• INFORMATION GIVEN:
────────
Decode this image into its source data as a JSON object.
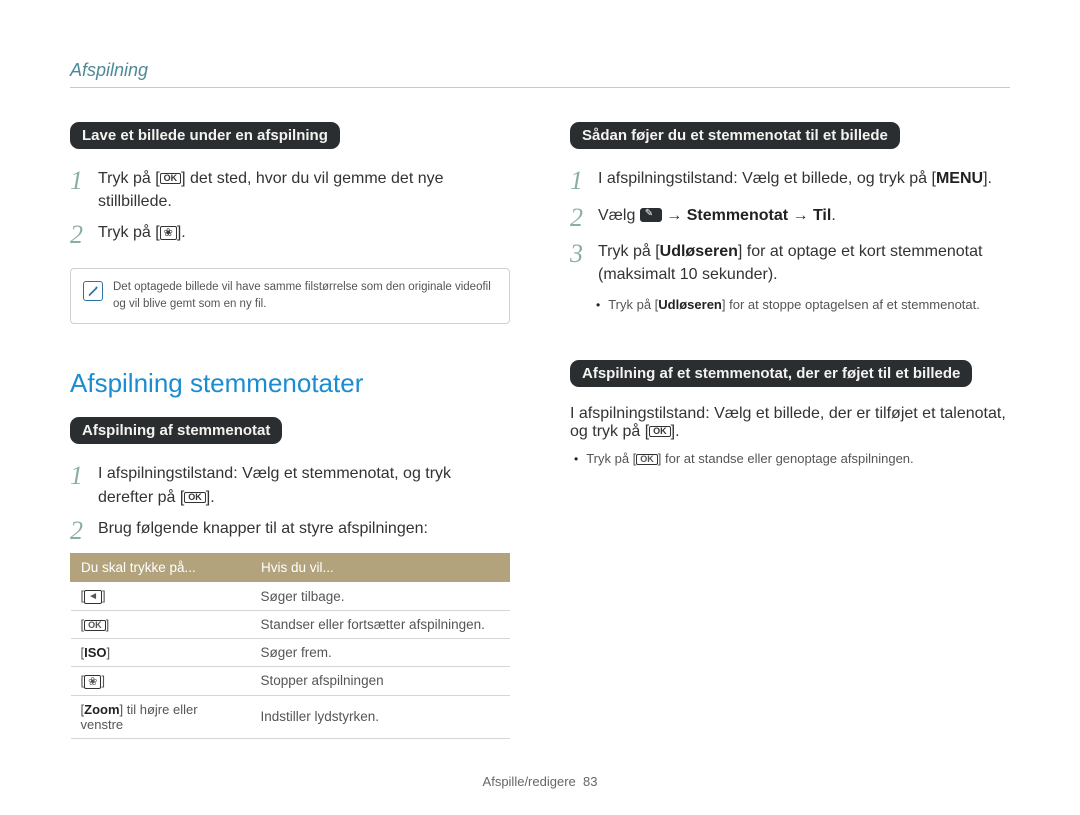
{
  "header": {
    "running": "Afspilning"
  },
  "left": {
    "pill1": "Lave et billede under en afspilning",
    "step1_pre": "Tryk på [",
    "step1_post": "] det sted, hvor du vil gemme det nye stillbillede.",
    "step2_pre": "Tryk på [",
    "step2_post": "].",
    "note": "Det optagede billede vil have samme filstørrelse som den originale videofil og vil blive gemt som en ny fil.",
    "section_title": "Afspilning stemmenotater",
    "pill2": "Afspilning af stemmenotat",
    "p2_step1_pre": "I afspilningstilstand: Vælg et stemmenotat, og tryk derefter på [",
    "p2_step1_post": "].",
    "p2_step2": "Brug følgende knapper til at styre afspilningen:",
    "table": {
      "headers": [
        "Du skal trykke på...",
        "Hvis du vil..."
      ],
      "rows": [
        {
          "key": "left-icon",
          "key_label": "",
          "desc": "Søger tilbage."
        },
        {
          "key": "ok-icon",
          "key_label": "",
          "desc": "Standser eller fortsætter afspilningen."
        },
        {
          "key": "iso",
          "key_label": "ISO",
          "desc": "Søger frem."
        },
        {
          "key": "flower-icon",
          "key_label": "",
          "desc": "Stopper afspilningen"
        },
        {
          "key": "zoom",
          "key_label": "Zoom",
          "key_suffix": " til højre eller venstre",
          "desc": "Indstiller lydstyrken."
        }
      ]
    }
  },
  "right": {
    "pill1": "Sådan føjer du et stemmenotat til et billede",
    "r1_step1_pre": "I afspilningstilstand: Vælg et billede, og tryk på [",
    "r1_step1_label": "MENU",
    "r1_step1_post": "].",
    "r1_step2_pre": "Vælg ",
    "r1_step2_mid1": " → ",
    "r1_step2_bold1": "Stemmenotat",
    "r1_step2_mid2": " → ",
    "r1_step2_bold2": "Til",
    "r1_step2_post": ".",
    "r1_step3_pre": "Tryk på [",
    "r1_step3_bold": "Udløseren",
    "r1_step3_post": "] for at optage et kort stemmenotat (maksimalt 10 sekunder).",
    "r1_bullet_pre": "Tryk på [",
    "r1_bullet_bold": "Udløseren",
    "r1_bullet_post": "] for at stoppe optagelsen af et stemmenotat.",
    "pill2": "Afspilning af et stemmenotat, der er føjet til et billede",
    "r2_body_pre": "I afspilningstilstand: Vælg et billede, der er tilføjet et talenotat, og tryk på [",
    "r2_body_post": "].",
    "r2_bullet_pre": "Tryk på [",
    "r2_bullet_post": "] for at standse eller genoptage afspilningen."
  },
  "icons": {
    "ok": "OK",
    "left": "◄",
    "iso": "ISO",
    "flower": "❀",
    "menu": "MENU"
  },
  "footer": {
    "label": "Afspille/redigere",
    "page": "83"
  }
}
────────
• REQUIREMENT: Return all the entries word for word, but omit any pictures they contain.

• FINISHED EXERCISE:
Decode this image into its source data as a JSON object.
{
  "header": {
    "running": "Afspilning"
  },
  "left": {
    "pill1": "Lave et billede under en afspilning",
    "step1_pre": "Tryk på [",
    "step1_post": "] det sted, hvor du vil gemme det nye stillbillede.",
    "step2_pre": "Tryk på [",
    "step2_post": "].",
    "note": "Det optagede billede vil have samme filstørrelse som den originale videofil og vil blive gemt som en ny fil.",
    "section_title": "Afspilning stemmenotater",
    "pill2": "Afspilning af stemmenotat",
    "p2_step1_pre": "I afspilningstilstand: Vælg et stemmenotat, og tryk derefter på [",
    "p2_step1_post": "].",
    "p2_step2": "Brug følgende knapper til at styre afspilningen:",
    "table": {
      "headers": [
        "Du skal trykke på...",
        "Hvis du vil..."
      ],
      "rows": [
        {
          "key": "left-icon",
          "key_label": "",
          "desc": "Søger tilbage."
        },
        {
          "key": "ok-icon",
          "key_label": "",
          "desc": "Standser eller fortsætter afspilningen."
        },
        {
          "key": "iso",
          "key_label": "ISO",
          "desc": "Søger frem."
        },
        {
          "key": "flower-icon",
          "key_label": "",
          "desc": "Stopper afspilningen"
        },
        {
          "key": "zoom",
          "key_label": "Zoom",
          "key_suffix": " til højre eller venstre",
          "desc": "Indstiller lydstyrken."
        }
      ]
    }
  },
  "right": {
    "pill1": "Sådan føjer du et stemmenotat til et billede",
    "r1_step1_pre": "I afspilningstilstand: Vælg et billede, og tryk på [",
    "r1_step1_label": "MENU",
    "r1_step1_post": "].",
    "r1_step2_pre": "Vælg ",
    "r1_step2_mid1": " → ",
    "r1_step2_bold1": "Stemmenotat",
    "r1_step2_mid2": " → ",
    "r1_step2_bold2": "Til",
    "r1_step2_post": ".",
    "r1_step3_pre": "Tryk på [",
    "r1_step3_bold": "Udløseren",
    "r1_step3_post": "] for at optage et kort stemmenotat (maksimalt 10 sekunder).",
    "r1_bullet_pre": "Tryk på [",
    "r1_bullet_bold": "Udløseren",
    "r1_bullet_post": "] for at stoppe optagelsen af et stemmenotat.",
    "pill2": "Afspilning af et stemmenotat, der er føjet til et billede",
    "r2_body_pre": "I afspilningstilstand: Vælg et billede, der er tilføjet et talenotat, og tryk på [",
    "r2_body_post": "].",
    "r2_bullet_pre": "Tryk på [",
    "r2_bullet_post": "] for at standse eller genoptage afspilningen."
  },
  "icons": {
    "ok": "OK",
    "left": "◄",
    "iso": "ISO",
    "flower": "❀",
    "menu": "MENU"
  },
  "footer": {
    "label": "Afspille/redigere",
    "page": "83"
  }
}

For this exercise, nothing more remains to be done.